(Data excerpts)

------------------------------------------------------------------------

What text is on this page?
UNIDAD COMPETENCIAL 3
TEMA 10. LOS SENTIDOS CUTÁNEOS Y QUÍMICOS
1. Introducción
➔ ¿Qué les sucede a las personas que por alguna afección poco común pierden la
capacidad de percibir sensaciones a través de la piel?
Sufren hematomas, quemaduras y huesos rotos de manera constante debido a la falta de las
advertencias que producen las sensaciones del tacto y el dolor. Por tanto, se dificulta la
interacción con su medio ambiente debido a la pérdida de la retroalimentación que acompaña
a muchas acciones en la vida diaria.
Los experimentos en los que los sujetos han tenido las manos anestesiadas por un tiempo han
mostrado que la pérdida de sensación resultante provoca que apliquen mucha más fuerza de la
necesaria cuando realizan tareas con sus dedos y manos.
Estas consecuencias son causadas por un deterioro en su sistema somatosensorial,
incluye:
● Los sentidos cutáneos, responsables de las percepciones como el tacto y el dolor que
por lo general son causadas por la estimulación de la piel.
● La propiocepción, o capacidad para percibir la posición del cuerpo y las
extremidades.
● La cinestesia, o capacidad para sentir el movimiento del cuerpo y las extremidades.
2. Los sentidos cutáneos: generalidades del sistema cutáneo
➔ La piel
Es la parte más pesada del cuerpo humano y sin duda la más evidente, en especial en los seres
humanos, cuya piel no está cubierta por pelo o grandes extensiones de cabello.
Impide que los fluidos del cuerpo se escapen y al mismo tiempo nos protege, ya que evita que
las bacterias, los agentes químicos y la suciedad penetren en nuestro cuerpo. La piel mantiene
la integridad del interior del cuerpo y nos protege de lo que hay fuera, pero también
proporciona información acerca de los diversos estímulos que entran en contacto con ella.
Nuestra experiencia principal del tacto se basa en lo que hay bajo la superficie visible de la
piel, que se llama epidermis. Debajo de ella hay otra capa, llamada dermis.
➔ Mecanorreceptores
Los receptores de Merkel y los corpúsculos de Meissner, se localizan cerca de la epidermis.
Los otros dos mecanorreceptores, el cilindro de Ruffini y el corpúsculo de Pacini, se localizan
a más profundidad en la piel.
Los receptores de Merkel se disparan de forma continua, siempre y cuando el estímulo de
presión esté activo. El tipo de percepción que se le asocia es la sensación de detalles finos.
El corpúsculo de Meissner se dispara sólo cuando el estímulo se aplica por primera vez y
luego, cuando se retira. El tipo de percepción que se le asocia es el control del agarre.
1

------------------------------------------------------------------------

▶ **Exercise instructions**: Show the lines above that include "tipo".

▶ **Exercise response**:
presión esté activo. El tipo de percepción que se le asocia es la sensación de detalles finos.
luego, cuando se retira. El tipo de percepción que se le asocia es el control del agarre.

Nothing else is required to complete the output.